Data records
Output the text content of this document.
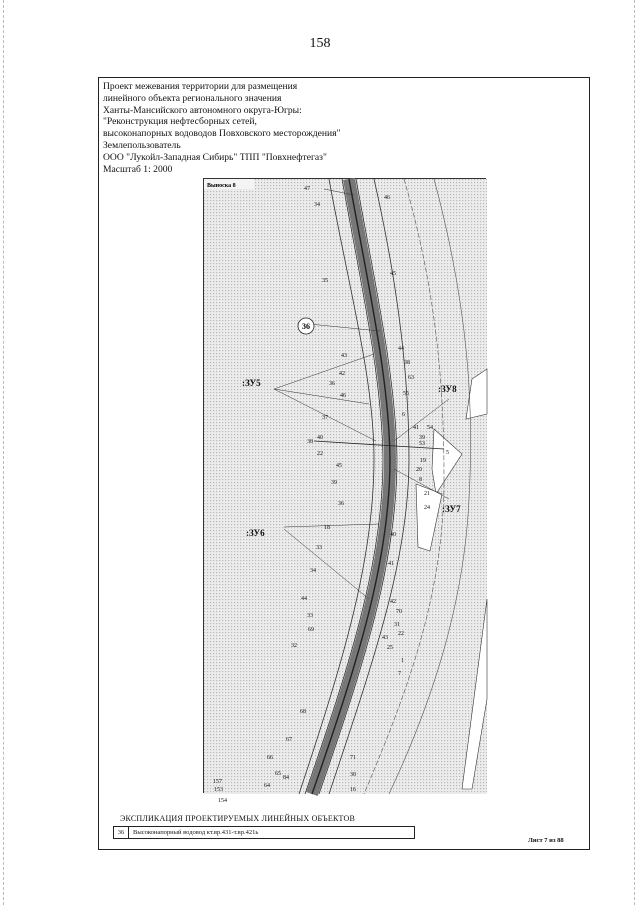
158
Проект межевания территории для размещения
линейного объекта регионального значения
Ханты-Мансийского автономного округа-Югры:
"Реконструкция нефтесборных сетей,
высоконапорных водоводов Повховского месторождения"
Землепользователь
ООО "Лукойл-Западная Сибирь" ТПП "Повхнефтегаз"
Масштаб 1: 2000
47
34
46
35
45
44
38
43
63
42
36
46	55
6
54
37
41
39
40
53
38
5
22
19
45
20
8
39
21
36
24
18
40
33
41
34
44	42
33
70
69
31
32
22
43
25
1
7
68
67
66
65
64
84
157
71
153
30
154
16
36
:ЗУ5
:ЗУ8
:ЗУ7
:ЗУ6
Выноска 8
ЭКСПЛИКАЦИЯ ПРОЕКТИРУЕМЫХ ЛИНЕЙНЫХ ОБЪЕКТОВ
36	Высоконапорный водовод кт.вр.431-т.вр.421ь
Лист 7 из 88
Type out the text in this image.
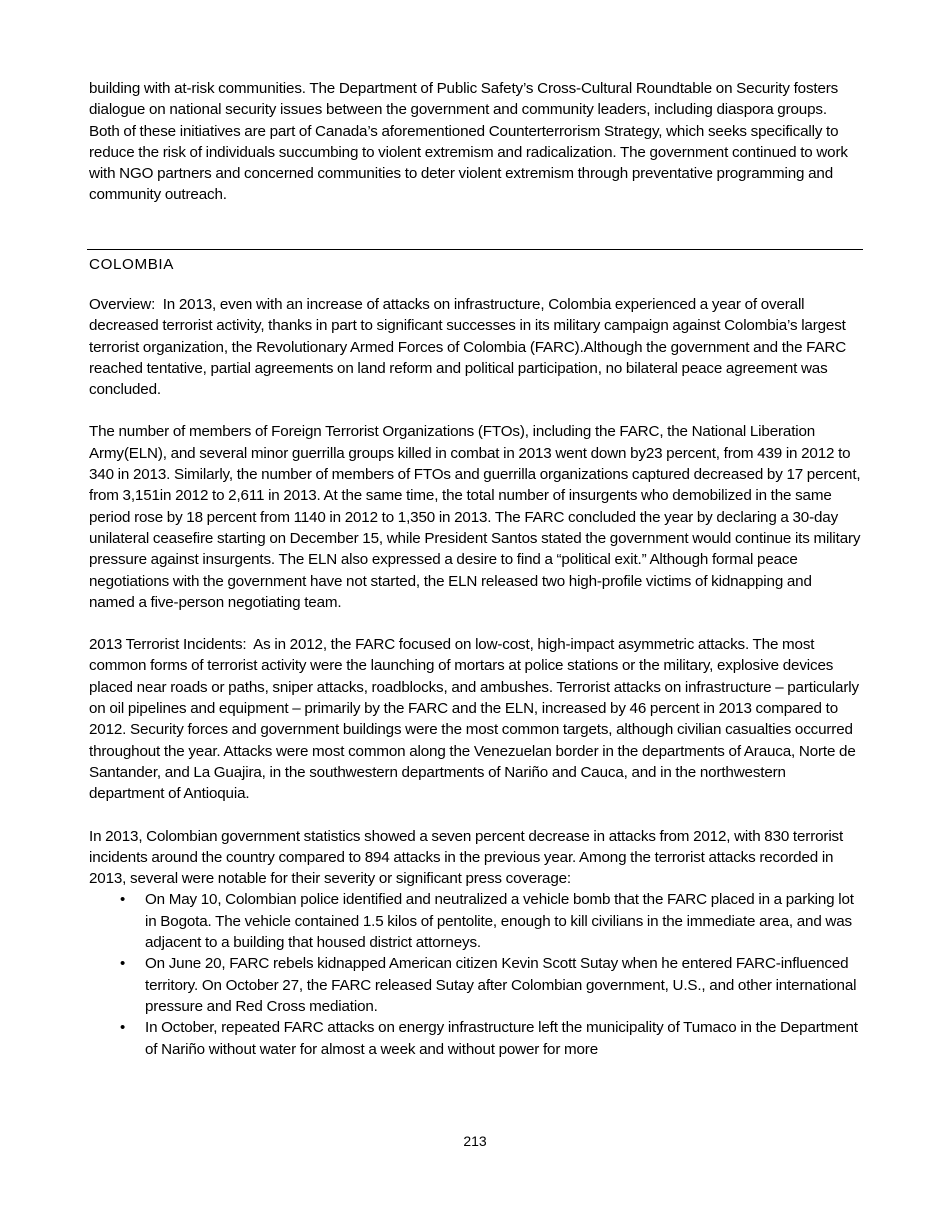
building with at-risk communities. The Department of Public Safety’s Cross-Cultural Roundtable on Security fosters dialogue on national security issues between the government and community leaders, including diaspora groups. Both of these initiatives are part of Canada’s aforementioned Counterterrorism Strategy, which seeks specifically to reduce the risk of individuals succumbing to violent extremism and radicalization. The government continued to work with NGO partners and concerned communities to deter violent extremism through preventative programming and community outreach.

COLOMBIA

Overview: In 2013, even with an increase of attacks on infrastructure, Colombia experienced a year of overall decreased terrorist activity, thanks in part to significant successes in its military campaign against Colombia’s largest terrorist organization, the Revolutionary Armed Forces of Colombia (FARC).Although the government and the FARC reached tentative, partial agreements on land reform and political participation, no bilateral peace agreement was concluded.

The number of members of Foreign Terrorist Organizations (FTOs), including the FARC, the National Liberation Army(ELN), and several minor guerrilla groups killed in combat in 2013 went down by23 percent, from 439 in 2012 to 340 in 2013. Similarly, the number of members of FTOs and guerrilla organizations captured decreased by 17 percent, from 3,151in 2012 to 2,611 in 2013. At the same time, the total number of insurgents who demobilized in the same period rose by 18 percent from 1140 in 2012 to 1,350 in 2013. The FARC concluded the year by declaring a 30-day unilateral ceasefire starting on December 15, while President Santos stated the government would continue its military pressure against insurgents. The ELN also expressed a desire to find a “political exit.” Although formal peace negotiations with the government have not started, the ELN released two high-profile victims of kidnapping and named a five-person negotiating team.

2013 Terrorist Incidents: As in 2012, the FARC focused on low-cost, high-impact asymmetric attacks. The most common forms of terrorist activity were the launching of mortars at police stations or the military, explosive devices placed near roads or paths, sniper attacks, roadblocks, and ambushes. Terrorist attacks on infrastructure – particularly on oil pipelines and equipment – primarily by the FARC and the ELN, increased by 46 percent in 2013 compared to 2012. Security forces and government buildings were the most common targets, although civilian casualties occurred throughout the year. Attacks were most common along the Venezuelan border in the departments of Arauca, Norte de Santander, and La Guajira, in the southwestern departments of Nariño and Cauca, and in the northwestern department of Antioquia.

In 2013, Colombian government statistics showed a seven percent decrease in attacks from 2012, with 830 terrorist incidents around the country compared to 894 attacks in the previous year. Among the terrorist attacks recorded in 2013, several were notable for their severity or significant press coverage:

• On May 10, Colombian police identified and neutralized a vehicle bomb that the FARC placed in a parking lot in Bogota. The vehicle contained 1.5 kilos of pentolite, enough to kill civilians in the immediate area, and was adjacent to a building that housed district attorneys.
• On June 20, FARC rebels kidnapped American citizen Kevin Scott Sutay when he entered FARC-influenced territory. On October 27, the FARC released Sutay after Colombian government, U.S., and other international pressure and Red Cross mediation.
• In October, repeated FARC attacks on energy infrastructure left the municipality of Tumaco in the Department of Nariño without water for almost a week and without power for more
213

Task goal:
Write the records out again in full, exactly, and skip every picture.

Solution:
Output the text content of this document.
158
Проект межевания территории для размещения
линейного объекта регионального значения
Ханты-Мансийского автономного округа-Югры:
"Реконструкция нефтесборных сетей,
высоконапорных водоводов Повховского месторождения"
Землепользователь
ООО "Лукойл-Западная Сибирь" ТПП "Повхнефтегаз"
Масштаб 1: 2000
47
34
46
35
45
44
38
43
63
42
36
46	55
6
54
37
41
39
40
53
38
5
22
19
45
20
8
39
21
36
24
18
40
33
41
34
44	42
33
70
69
31
32
22
43
25
1
7
68
67
66
65
64
84
157
71
153
30
154
16
36
:ЗУ5
:ЗУ8
:ЗУ7
:ЗУ6
Выноска 8
ЭКСПЛИКАЦИЯ ПРОЕКТИРУЕМЫХ ЛИНЕЙНЫХ ОБЪЕКТОВ
36	Высоконапорный водовод кт.вр.431-т.вр.421ь
Лист 7 из 88
Type out the text in this image.
building with at-risk communities. The Department of Public Safety’s Cross-Cultural Roundtable on Security fosters dialogue on national security issues between the government and community leaders, including diaspora groups. Both of these initiatives are part of Canada’s aforementioned Counterterrorism Strategy, which seeks specifically to reduce the risk of individuals succumbing to violent extremism and radicalization. The government continued to work with NGO partners and concerned communities to deter violent extremism through preventative programming and community outreach.

COLOMBIA

Overview: In 2013, even with an increase of attacks on infrastructure, Colombia experienced a year of overall decreased terrorist activity, thanks in part to significant successes in its military campaign against Colombia’s largest terrorist organization, the Revolutionary Armed Forces of Colombia (FARC).Although the government and the FARC reached tentative, partial agreements on land reform and political participation, no bilateral peace agreement was concluded.

The number of members of Foreign Terrorist Organizations (FTOs), including the FARC, the National Liberation Army(ELN), and several minor guerrilla groups killed in combat in 2013 went down by23 percent, from 439 in 2012 to 340 in 2013. Similarly, the number of members of FTOs and guerrilla organizations captured decreased by 17 percent, from 3,151in 2012 to 2,611 in 2013. At the same time, the total number of insurgents who demobilized in the same period rose by 18 percent from 1140 in 2012 to 1,350 in 2013. The FARC concluded the year by declaring a 30-day unilateral ceasefire starting on December 15, while President Santos stated the government would continue its military pressure against insurgents. The ELN also expressed a desire to find a “political exit.” Although formal peace negotiations with the government have not started, the ELN released two high-profile victims of kidnapping and named a five-person negotiating team.

2013 Terrorist Incidents: As in 2012, the FARC focused on low-cost, high-impact asymmetric attacks. The most common forms of terrorist activity were the launching of mortars at police stations or the military, explosive devices placed near roads or paths, sniper attacks, roadblocks, and ambushes. Terrorist attacks on infrastructure – particularly on oil pipelines and equipment – primarily by the FARC and the ELN, increased by 46 percent in 2013 compared to 2012. Security forces and government buildings were the most common targets, although civilian casualties occurred throughout the year. Attacks were most common along the Venezuelan border in the departments of Arauca, Norte de Santander, and La Guajira, in the southwestern departments of Nariño and Cauca, and in the northwestern department of Antioquia.

In 2013, Colombian government statistics showed a seven percent decrease in attacks from 2012, with 830 terrorist incidents around the country compared to 894 attacks in the previous year. Among the terrorist attacks recorded in 2013, several were notable for their severity or significant press coverage:

• On May 10, Colombian police identified and neutralized a vehicle bomb that the FARC placed in a parking lot in Bogota. The vehicle contained 1.5 kilos of pentolite, enough to kill civilians in the immediate area, and was adjacent to a building that housed district attorneys.
• On June 20, FARC rebels kidnapped American citizen Kevin Scott Sutay when he entered FARC-influenced territory. On October 27, the FARC released Sutay after Colombian government, U.S., and other international pressure and Red Cross mediation.
• In October, repeated FARC attacks on energy infrastructure left the municipality of Tumaco in the Department of Nariño without water for almost a week and without power for more
213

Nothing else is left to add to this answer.